*WHAT THIS TASK INVOLVES*
Reproduce the records character for character from their first line through the line containing "table-row — [82, 769, 609, 810]", including both of those lines.

*EXERCISE MATERIALS*

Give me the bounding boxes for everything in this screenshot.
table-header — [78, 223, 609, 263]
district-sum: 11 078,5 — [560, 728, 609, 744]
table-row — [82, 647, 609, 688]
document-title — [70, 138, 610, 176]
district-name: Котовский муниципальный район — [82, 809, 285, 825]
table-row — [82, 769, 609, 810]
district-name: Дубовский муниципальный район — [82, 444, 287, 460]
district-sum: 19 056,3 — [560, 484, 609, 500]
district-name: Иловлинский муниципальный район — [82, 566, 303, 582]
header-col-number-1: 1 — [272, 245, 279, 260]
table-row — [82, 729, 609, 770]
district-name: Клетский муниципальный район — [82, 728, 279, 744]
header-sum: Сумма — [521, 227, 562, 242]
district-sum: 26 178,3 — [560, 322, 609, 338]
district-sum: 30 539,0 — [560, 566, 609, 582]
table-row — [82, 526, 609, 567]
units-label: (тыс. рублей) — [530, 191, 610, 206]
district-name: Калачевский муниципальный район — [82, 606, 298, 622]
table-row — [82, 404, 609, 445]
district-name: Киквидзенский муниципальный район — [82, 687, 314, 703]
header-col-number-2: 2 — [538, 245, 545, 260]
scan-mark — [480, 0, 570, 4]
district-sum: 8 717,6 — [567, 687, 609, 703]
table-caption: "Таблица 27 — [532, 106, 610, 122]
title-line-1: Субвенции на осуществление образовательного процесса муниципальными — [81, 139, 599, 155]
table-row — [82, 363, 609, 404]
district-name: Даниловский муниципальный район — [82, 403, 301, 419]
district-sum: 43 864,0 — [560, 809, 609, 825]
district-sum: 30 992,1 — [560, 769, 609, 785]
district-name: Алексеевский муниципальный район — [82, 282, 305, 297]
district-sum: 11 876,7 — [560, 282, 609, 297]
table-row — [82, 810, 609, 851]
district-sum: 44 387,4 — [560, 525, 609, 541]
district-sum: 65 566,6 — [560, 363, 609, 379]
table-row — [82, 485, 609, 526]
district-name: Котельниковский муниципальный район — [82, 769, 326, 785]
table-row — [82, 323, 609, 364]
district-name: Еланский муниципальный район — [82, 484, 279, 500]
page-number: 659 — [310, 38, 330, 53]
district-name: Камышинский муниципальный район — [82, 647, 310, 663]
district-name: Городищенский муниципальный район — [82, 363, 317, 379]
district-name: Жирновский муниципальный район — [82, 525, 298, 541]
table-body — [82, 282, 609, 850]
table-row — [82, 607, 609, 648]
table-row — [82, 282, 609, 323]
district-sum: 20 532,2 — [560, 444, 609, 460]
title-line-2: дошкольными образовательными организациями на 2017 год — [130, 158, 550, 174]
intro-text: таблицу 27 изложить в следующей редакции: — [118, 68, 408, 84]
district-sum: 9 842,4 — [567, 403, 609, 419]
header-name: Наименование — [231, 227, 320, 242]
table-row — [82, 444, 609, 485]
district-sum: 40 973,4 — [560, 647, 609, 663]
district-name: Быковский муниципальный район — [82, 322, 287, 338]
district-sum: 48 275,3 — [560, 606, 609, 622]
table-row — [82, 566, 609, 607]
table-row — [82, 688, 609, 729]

*RESULT FOR THIS TASK*
Give me the bounding boxes for everything in this screenshot.
table-header — [78, 223, 609, 263]
district-sum: 11 078,5 — [560, 728, 609, 744]
table-row — [82, 647, 609, 688]
document-title — [70, 138, 610, 176]
district-name: Котовский муниципальный район — [82, 809, 285, 825]
table-row — [82, 769, 609, 810]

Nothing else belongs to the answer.